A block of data
● ● ●

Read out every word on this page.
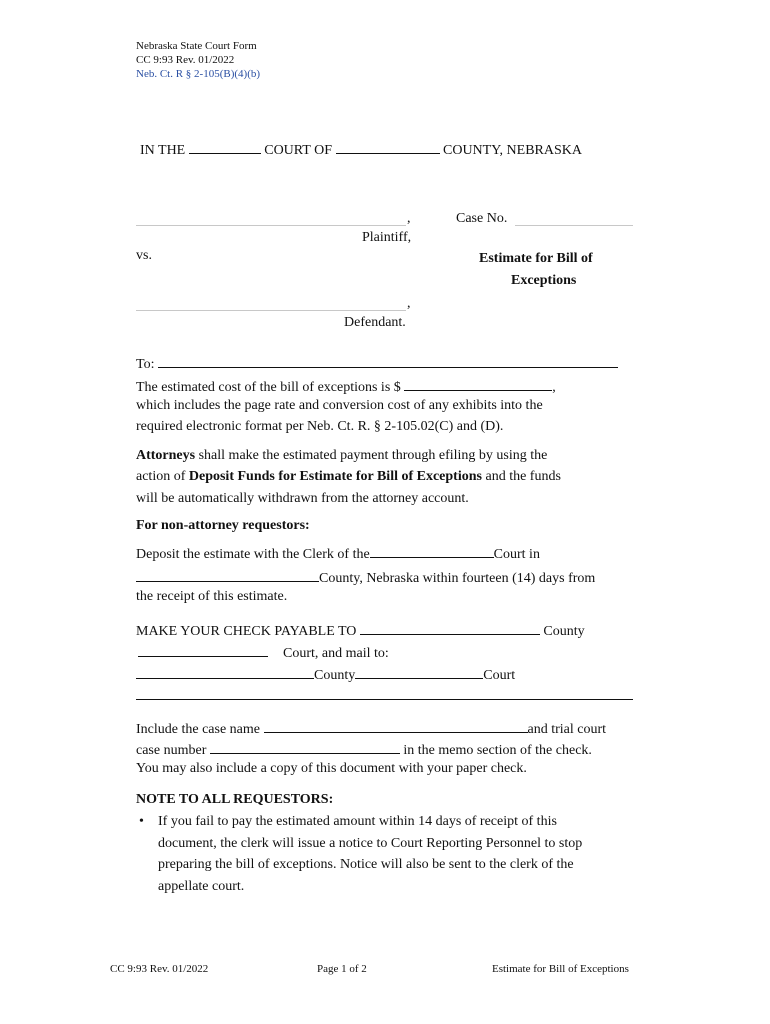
Nebraska State Court Form
CC 9:93 Rev. 01/2022
Neb. Ct. R § 2-105(B)(4)(b)
IN THE	COURT OF	COUNTY, NEBRASKA
,
Plaintiff,
Case No.
vs.	Estimate for Bill of
Exceptions
,
Defendant.
To:
The estimated cost of the bill of exceptions is $	,
which includes the page rate and conversion cost of any exhibits into the
required electronic format per Neb. Ct. R. § 2-105.02(C) and (D).
Attorneys shall make the estimated payment through efiling by using the
action of Deposit Funds for Estimate for Bill of Exceptions and the funds
will be automatically withdrawn from the attorney account.
For non-attorney requestors:
Deposit the estimate with the Clerk of the	Court in
County, Nebraska within fourteen (14) days from
the receipt of this estimate.
MAKE YOUR CHECK PAYABLE TO	County
Court, and mail to:
County	Court
Include the case name	and trial court
case number	in the memo section of the check.
You may also include a copy of this document with your paper check.
NOTE TO ALL REQUESTORS:
• If you fail to pay the estimated amount within 14 days of receipt of this
document, the clerk will issue a notice to Court Reporting Personnel to stop
preparing the bill of exceptions. Notice will also be sent to the clerk of the
appellate court.
CC 9:93 Rev. 01/2022	Page 1 of 2	Estimate for Bill of Exceptions
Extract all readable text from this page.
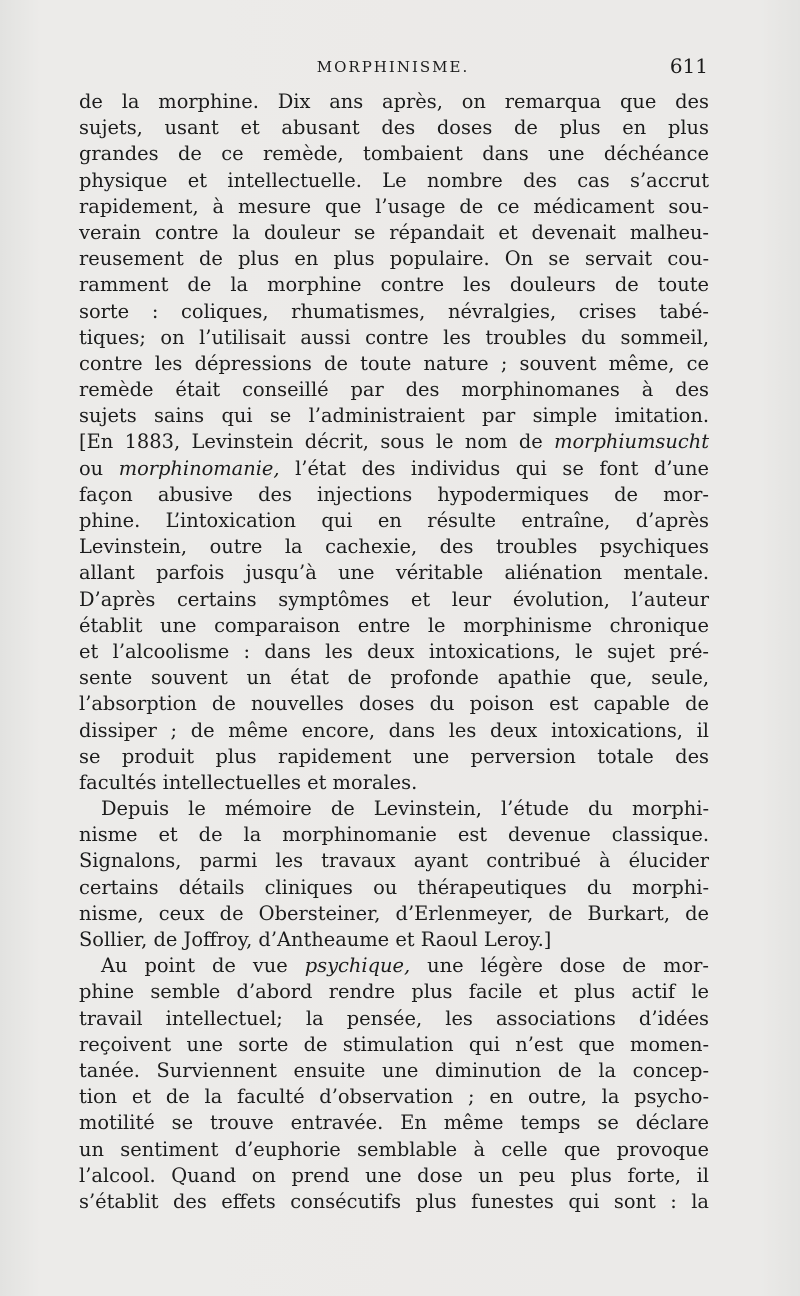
MORPHINISME.	611
de la morphine. Dix ans après, on remarqua que des
sujets, usant et abusant des doses de plus en plus
grandes de ce remède, tombaient dans une déchéance
physique et intellectuelle. Le nombre des cas s’accrut
rapidement, à mesure que l’usage de ce médicament sou-
verain contre la douleur se répandait et devenait malheu-
reusement de plus en plus populaire. On se servait cou-
ramment de la morphine contre les douleurs de toute
sorte : coliques, rhumatismes, névralgies, crises tabé-
tiques; on l’utilisait aussi contre les troubles du sommeil,
contre les dépressions de toute nature ; souvent même, ce
remède était conseillé par des morphinomanes à des
sujets sains qui se l’administraient par simple imitation.
[En 1883, Levinstein décrit, sous le nom de morphiumsucht
ou morphinomanie, l’état des individus qui se font d’une
façon abusive des injections hypodermiques de mor-
phine. L’intoxication qui en résulte entraîne, d’après
Levinstein, outre la cachexie, des troubles psychiques
allant parfois jusqu’à une véritable aliénation mentale.
D’après certains symptômes et leur évolution, l’auteur
établit une comparaison entre le morphinisme chronique
et l’alcoolisme : dans les deux intoxications, le sujet pré-
sente souvent un état de profonde apathie que, seule,
l’absorption de nouvelles doses du poison est capable de
dissiper ; de même encore, dans les deux intoxications, il
se produit plus rapidement une perversion totale des
facultés intellectuelles et morales.
Depuis le mémoire de Levinstein, l’étude du morphi-
nisme et de la morphinomanie est devenue classique.
Signalons, parmi les travaux ayant contribué à élucider
certains détails cliniques ou thérapeutiques du morphi-
nisme, ceux de Obersteiner, d’Erlenmeyer, de Burkart, de
Sollier, de Joffroy, d’Antheaume et Raoul Leroy.]
Au point de vue psychique, une légère dose de mor-
phine semble d’abord rendre plus facile et plus actif le
travail intellectuel; la pensée, les associations d’idées
reçoivent une sorte de stimulation qui n’est que momen-
tanée. Surviennent ensuite une diminution de la concep-
tion et de la faculté d’observation ; en outre, la psycho-
motilité se trouve entravée. En même temps se déclare
un sentiment d’euphorie semblable à celle que provoque
l’alcool. Quand on prend une dose un peu plus forte, il
s’établit des effets consécutifs plus funestes qui sont : la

● ● ●

Short problem
Print every record above exactly as written, leaving out the pictures.

Solution to this problem
Read out every word on this page.
Nebraska State Court Form
CC 9:93 Rev. 01/2022
Neb. Ct. R § 2-105(B)(4)(b)
IN THE	COURT OF	COUNTY, NEBRASKA
,
Plaintiff,
Case No.
vs.	Estimate for Bill of
Exceptions
,
Defendant.
To:
The estimated cost of the bill of exceptions is $	,
which includes the page rate and conversion cost of any exhibits into the
required electronic format per Neb. Ct. R. § 2-105.02(C) and (D).
Attorneys shall make the estimated payment through efiling by using the
action of Deposit Funds for Estimate for Bill of Exceptions and the funds
will be automatically withdrawn from the attorney account.
For non-attorney requestors:
Deposit the estimate with the Clerk of the	Court in
County, Nebraska within fourteen (14) days from
the receipt of this estimate.
MAKE YOUR CHECK PAYABLE TO	County
Court, and mail to:
County	Court
Include the case name	and trial court
case number	in the memo section of the check.
You may also include a copy of this document with your paper check.
NOTE TO ALL REQUESTORS:
• If you fail to pay the estimated amount within 14 days of receipt of this
document, the clerk will issue a notice to Court Reporting Personnel to stop
preparing the bill of exceptions. Notice will also be sent to the clerk of the
appellate court.
CC 9:93 Rev. 01/2022	Page 1 of 2	Estimate for Bill of Exceptions
Extract all readable text from this page.
MORPHINISME.	611
de la morphine. Dix ans après, on remarqua que des
sujets, usant et abusant des doses de plus en plus
grandes de ce remède, tombaient dans une déchéance
physique et intellectuelle. Le nombre des cas s’accrut
rapidement, à mesure que l’usage de ce médicament sou-
verain contre la douleur se répandait et devenait malheu-
reusement de plus en plus populaire. On se servait cou-
ramment de la morphine contre les douleurs de toute
sorte : coliques, rhumatismes, névralgies, crises tabé-
tiques; on l’utilisait aussi contre les troubles du sommeil,
contre les dépressions de toute nature ; souvent même, ce
remède était conseillé par des morphinomanes à des
sujets sains qui se l’administraient par simple imitation.
[En 1883, Levinstein décrit, sous le nom de morphiumsucht
ou morphinomanie, l’état des individus qui se font d’une
façon abusive des injections hypodermiques de mor-
phine. L’intoxication qui en résulte entraîne, d’après
Levinstein, outre la cachexie, des troubles psychiques
allant parfois jusqu’à une véritable aliénation mentale.
D’après certains symptômes et leur évolution, l’auteur
établit une comparaison entre le morphinisme chronique
et l’alcoolisme : dans les deux intoxications, le sujet pré-
sente souvent un état de profonde apathie que, seule,
l’absorption de nouvelles doses du poison est capable de
dissiper ; de même encore, dans les deux intoxications, il
se produit plus rapidement une perversion totale des
facultés intellectuelles et morales.
Depuis le mémoire de Levinstein, l’étude du morphi-
nisme et de la morphinomanie est devenue classique.
Signalons, parmi les travaux ayant contribué à élucider
certains détails cliniques ou thérapeutiques du morphi-
nisme, ceux de Obersteiner, d’Erlenmeyer, de Burkart, de
Sollier, de Joffroy, d’Antheaume et Raoul Leroy.]
Au point de vue psychique, une légère dose de mor-
phine semble d’abord rendre plus facile et plus actif le
travail intellectuel; la pensée, les associations d’idées
reçoivent une sorte de stimulation qui n’est que momen-
tanée. Surviennent ensuite une diminution de la concep-
tion et de la faculté d’observation ; en outre, la psycho-
motilité se trouve entravée. En même temps se déclare
un sentiment d’euphorie semblable à celle que provoque
l’alcool. Quand on prend une dose un peu plus forte, il
s’établit des effets consécutifs plus funestes qui sont : la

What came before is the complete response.